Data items
|---|

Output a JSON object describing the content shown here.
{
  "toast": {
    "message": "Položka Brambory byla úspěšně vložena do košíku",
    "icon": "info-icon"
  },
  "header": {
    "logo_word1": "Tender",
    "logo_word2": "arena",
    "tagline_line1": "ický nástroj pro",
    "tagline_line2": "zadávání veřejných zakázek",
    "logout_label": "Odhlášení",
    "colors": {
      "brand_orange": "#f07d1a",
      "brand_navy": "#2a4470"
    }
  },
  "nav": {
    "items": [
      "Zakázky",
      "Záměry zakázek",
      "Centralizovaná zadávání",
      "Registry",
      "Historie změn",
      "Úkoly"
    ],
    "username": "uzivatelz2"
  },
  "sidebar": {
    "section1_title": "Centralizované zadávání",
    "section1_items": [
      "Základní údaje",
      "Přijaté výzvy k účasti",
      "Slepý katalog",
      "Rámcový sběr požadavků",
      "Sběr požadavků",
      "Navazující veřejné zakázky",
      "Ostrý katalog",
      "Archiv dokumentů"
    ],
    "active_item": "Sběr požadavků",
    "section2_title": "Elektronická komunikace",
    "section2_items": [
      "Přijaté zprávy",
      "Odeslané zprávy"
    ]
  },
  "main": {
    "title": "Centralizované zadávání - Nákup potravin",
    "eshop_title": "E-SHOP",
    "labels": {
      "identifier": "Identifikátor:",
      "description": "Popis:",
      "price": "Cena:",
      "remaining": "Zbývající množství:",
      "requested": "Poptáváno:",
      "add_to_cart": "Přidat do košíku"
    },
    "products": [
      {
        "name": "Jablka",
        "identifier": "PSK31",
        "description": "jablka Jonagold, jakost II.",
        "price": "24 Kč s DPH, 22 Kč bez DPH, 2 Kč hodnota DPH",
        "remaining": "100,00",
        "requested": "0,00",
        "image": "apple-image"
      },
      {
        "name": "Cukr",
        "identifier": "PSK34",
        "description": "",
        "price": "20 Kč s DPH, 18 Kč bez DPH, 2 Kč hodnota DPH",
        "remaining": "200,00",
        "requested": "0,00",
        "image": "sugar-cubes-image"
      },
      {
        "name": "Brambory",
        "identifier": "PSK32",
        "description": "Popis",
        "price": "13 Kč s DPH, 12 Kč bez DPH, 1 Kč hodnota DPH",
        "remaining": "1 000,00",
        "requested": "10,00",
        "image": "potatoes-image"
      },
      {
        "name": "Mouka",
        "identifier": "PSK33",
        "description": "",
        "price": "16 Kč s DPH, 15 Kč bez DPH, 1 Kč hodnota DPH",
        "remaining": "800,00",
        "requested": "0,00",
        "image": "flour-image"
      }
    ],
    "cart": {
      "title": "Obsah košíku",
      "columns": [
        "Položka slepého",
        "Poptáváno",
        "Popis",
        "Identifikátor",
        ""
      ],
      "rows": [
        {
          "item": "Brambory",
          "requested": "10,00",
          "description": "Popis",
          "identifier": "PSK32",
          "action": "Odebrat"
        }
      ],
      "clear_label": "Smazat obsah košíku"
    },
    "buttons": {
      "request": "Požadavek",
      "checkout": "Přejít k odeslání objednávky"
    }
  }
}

|---|

* Given exercise: Please restate the data word for word, every record included.

* Complete answer:
Output a JSON object describing the content shown here.
{
  "toast": {
    "message": "Položka Brambory byla úspěšně vložena do košíku",
    "icon": "info-icon"
  },
  "header": {
    "logo_word1": "Tender",
    "logo_word2": "arena",
    "tagline_line1": "ický nástroj pro",
    "tagline_line2": "zadávání veřejných zakázek",
    "logout_label": "Odhlášení",
    "colors": {
      "brand_orange": "#f07d1a",
      "brand_navy": "#2a4470"
    }
  },
  "nav": {
    "items": [
      "Zakázky",
      "Záměry zakázek",
      "Centralizovaná zadávání",
      "Registry",
      "Historie změn",
      "Úkoly"
    ],
    "username": "uzivatelz2"
  },
  "sidebar": {
    "section1_title": "Centralizované zadávání",
    "section1_items": [
      "Základní údaje",
      "Přijaté výzvy k účasti",
      "Slepý katalog",
      "Rámcový sběr požadavků",
      "Sběr požadavků",
      "Navazující veřejné zakázky",
      "Ostrý katalog",
      "Archiv dokumentů"
    ],
    "active_item": "Sběr požadavků",
    "section2_title": "Elektronická komunikace",
    "section2_items": [
      "Přijaté zprávy",
      "Odeslané zprávy"
    ]
  },
  "main": {
    "title": "Centralizované zadávání - Nákup potravin",
    "eshop_title": "E-SHOP",
    "labels": {
      "identifier": "Identifikátor:",
      "description": "Popis:",
      "price": "Cena:",
      "remaining": "Zbývající množství:",
      "requested": "Poptáváno:",
      "add_to_cart": "Přidat do košíku"
    },
    "products": [
      {
        "name": "Jablka",
        "identifier": "PSK31",
        "description": "jablka Jonagold, jakost II.",
        "price": "24 Kč s DPH, 22 Kč bez DPH, 2 Kč hodnota DPH",
        "remaining": "100,00",
        "requested": "0,00",
        "image": "apple-image"
      },
      {
        "name": "Cukr",
        "identifier": "PSK34",
        "description": "",
        "price": "20 Kč s DPH, 18 Kč bez DPH, 2 Kč hodnota DPH",
        "remaining": "200,00",
        "requested": "0,00",
        "image": "sugar-cubes-image"
      },
      {
        "name": "Brambory",
        "identifier": "PSK32",
        "description": "Popis",
        "price": "13 Kč s DPH, 12 Kč bez DPH, 1 Kč hodnota DPH",
        "remaining": "1 000,00",
        "requested": "10,00",
        "image": "potatoes-image"
      },
      {
        "name": "Mouka",
        "identifier": "PSK33",
        "description": "",
        "price": "16 Kč s DPH, 15 Kč bez DPH, 1 Kč hodnota DPH",
        "remaining": "800,00",
        "requested": "0,00",
        "image": "flour-image"
      }
    ],
    "cart": {
      "title": "Obsah košíku",
      "columns": [
        "Položka slepého",
        "Poptáváno",
        "Popis",
        "Identifikátor",
        ""
      ],
      "rows": [
        {
          "item": "Brambory",
          "requested": "10,00",
          "description": "Popis",
          "identifier": "PSK32",
          "action": "Odebrat"
        }
      ],
      "clear_label": "Smazat obsah košíku"
    },
    "buttons": {
      "request": "Požadavek",
      "checkout": "Přejít k odeslání objednávky"
    }
  }
}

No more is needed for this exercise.